- TASK TO CARRY OUT
Show each line of the data below that has the string "pink" in it.

(Dataset records)
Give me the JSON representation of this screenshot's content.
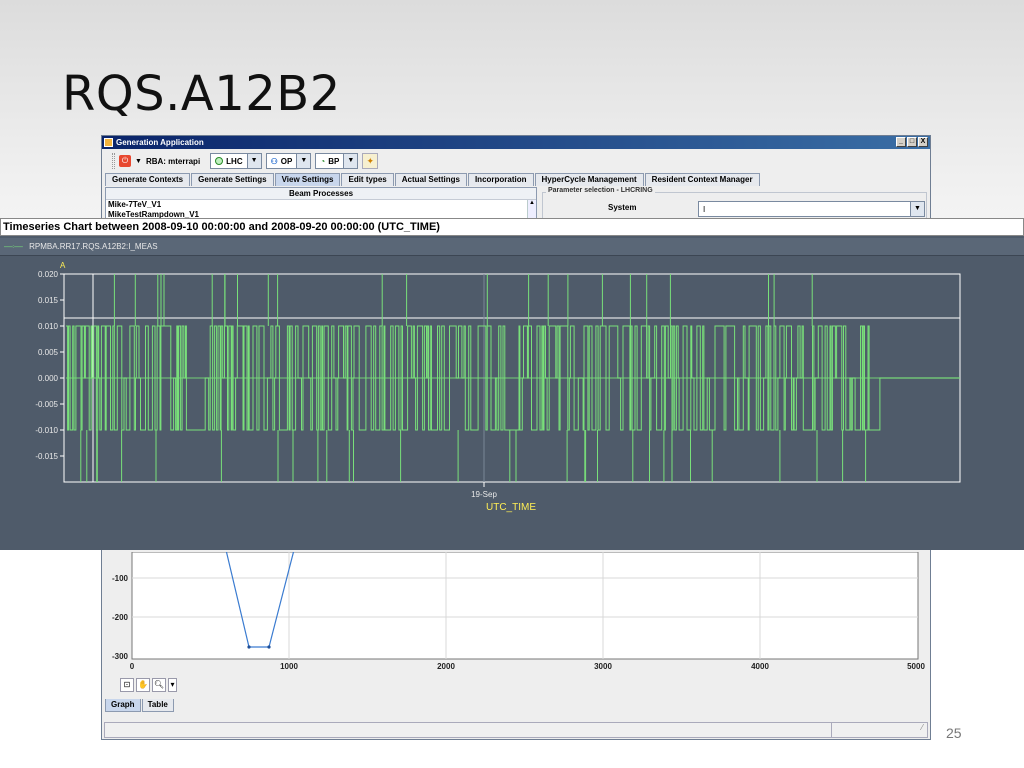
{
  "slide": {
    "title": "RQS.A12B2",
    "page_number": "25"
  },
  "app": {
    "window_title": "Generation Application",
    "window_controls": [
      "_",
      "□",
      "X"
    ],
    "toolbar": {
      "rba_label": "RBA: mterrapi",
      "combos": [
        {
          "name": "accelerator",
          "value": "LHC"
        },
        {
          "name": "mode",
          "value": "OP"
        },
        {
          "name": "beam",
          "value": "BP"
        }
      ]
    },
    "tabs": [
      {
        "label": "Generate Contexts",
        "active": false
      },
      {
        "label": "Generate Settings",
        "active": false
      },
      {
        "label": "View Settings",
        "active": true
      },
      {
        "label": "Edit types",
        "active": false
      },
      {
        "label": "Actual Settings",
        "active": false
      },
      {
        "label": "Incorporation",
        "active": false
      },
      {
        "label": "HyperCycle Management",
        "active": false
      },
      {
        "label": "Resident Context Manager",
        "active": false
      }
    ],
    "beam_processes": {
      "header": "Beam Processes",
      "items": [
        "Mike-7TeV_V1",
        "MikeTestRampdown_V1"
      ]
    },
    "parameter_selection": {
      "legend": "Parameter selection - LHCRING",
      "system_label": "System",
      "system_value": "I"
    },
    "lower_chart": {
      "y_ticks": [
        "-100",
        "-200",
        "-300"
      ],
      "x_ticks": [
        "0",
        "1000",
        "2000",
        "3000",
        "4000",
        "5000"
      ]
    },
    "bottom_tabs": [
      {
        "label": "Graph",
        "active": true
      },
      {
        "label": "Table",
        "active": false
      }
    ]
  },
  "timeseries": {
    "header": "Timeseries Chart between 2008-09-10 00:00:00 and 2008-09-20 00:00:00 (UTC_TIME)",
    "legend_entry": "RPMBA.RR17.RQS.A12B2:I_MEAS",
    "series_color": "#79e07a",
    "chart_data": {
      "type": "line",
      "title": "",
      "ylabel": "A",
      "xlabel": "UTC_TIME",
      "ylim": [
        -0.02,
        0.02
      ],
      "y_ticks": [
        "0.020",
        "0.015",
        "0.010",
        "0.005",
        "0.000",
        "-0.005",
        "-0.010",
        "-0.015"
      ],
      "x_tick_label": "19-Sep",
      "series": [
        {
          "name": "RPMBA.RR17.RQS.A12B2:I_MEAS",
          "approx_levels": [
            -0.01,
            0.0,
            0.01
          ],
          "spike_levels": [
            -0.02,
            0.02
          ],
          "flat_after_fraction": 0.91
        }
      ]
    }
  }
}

---

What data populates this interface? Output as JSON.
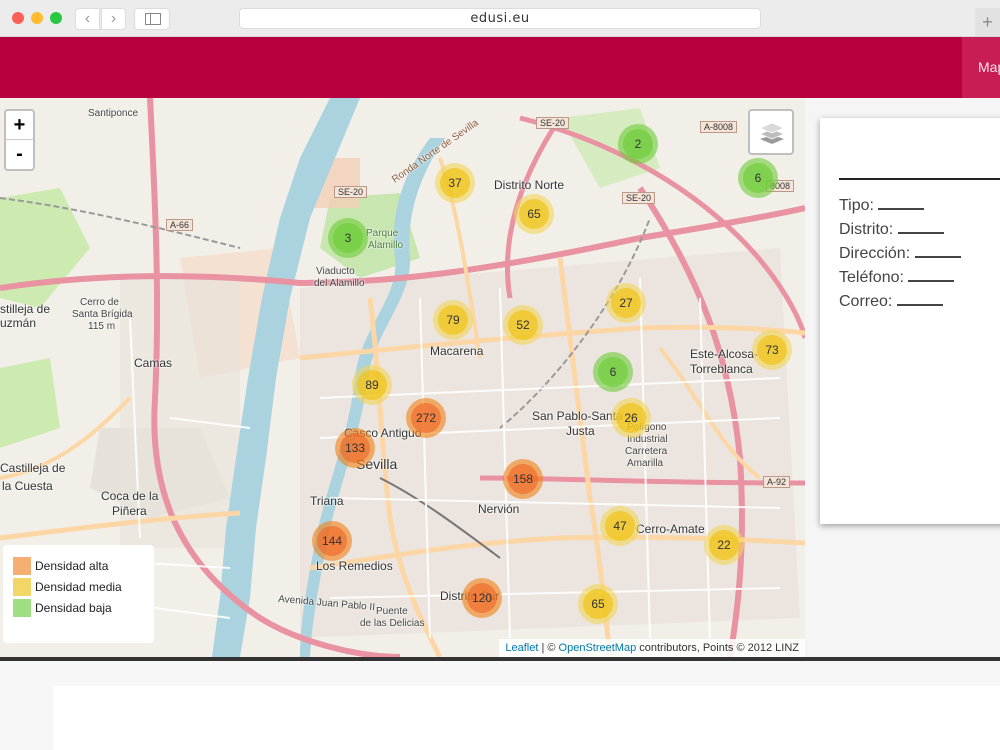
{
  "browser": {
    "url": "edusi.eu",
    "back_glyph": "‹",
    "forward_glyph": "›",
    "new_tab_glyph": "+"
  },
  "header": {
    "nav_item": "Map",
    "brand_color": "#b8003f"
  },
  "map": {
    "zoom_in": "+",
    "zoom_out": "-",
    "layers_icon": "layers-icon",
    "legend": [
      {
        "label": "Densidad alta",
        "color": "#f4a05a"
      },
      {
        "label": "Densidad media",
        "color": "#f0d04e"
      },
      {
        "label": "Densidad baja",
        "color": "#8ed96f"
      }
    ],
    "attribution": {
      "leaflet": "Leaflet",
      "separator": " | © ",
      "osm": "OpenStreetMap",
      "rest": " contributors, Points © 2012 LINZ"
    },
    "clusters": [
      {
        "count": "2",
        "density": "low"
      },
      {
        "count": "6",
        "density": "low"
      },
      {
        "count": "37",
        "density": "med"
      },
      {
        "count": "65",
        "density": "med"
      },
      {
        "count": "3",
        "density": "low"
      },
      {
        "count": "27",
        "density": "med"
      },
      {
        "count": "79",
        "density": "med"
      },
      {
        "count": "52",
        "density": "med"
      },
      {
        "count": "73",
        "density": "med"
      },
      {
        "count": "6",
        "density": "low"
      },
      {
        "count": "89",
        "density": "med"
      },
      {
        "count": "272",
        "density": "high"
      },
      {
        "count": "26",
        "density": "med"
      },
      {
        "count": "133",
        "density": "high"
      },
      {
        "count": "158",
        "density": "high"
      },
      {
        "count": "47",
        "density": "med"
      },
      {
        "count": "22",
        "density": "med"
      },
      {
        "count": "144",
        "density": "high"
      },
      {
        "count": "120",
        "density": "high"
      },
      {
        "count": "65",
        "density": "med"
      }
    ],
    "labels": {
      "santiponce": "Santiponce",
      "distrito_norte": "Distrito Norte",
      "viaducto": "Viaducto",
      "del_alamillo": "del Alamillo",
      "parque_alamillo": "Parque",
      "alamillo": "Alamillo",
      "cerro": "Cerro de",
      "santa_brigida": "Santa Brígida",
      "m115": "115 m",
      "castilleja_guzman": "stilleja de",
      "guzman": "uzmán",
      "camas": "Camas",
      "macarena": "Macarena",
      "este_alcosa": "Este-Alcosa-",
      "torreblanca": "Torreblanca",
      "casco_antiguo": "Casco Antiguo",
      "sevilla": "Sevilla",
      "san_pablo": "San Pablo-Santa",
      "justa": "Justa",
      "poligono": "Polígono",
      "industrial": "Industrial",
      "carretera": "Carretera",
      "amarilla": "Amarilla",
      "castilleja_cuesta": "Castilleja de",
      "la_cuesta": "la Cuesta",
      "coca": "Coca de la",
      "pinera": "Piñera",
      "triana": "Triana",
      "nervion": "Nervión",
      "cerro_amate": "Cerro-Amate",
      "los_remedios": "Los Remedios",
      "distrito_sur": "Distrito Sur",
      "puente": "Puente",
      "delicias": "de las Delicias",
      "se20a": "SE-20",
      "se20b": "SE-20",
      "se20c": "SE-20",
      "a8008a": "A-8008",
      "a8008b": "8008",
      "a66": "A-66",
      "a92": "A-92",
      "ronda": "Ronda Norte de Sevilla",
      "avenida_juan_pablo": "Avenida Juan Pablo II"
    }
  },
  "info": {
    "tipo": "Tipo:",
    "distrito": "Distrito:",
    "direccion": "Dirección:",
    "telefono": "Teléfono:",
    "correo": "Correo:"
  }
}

--

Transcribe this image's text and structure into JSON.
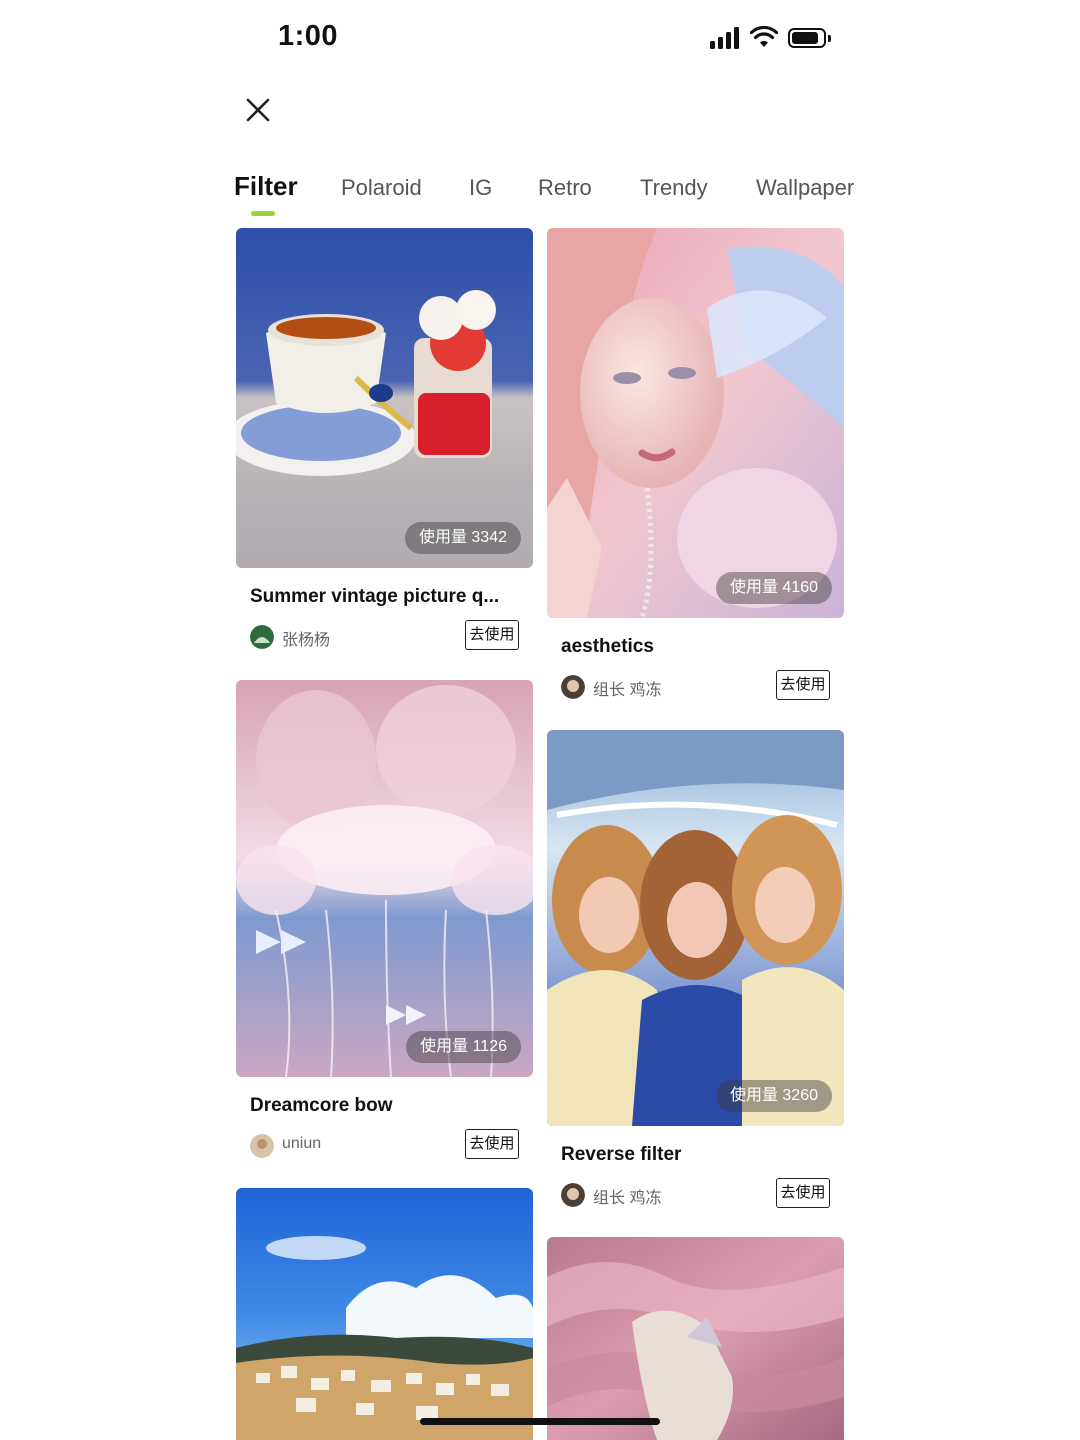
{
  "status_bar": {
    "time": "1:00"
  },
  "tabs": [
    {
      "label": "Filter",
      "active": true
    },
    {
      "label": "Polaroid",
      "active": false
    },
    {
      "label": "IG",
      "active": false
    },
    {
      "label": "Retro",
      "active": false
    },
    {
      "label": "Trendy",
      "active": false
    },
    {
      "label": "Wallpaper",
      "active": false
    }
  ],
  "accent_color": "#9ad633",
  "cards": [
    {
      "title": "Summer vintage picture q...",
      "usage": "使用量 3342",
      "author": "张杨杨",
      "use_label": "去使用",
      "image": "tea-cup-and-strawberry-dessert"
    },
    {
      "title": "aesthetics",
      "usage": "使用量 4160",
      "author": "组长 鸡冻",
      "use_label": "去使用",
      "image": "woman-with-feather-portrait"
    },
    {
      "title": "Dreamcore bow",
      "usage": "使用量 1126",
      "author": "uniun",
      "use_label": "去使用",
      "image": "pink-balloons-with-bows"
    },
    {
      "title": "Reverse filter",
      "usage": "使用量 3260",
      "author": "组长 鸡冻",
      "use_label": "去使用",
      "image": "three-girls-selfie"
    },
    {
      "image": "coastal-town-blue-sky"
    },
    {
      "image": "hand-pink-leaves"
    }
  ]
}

- THE SOLUTION
      "image": "pink-balloons-with-bows"
      "image": "hand-pink-leaves"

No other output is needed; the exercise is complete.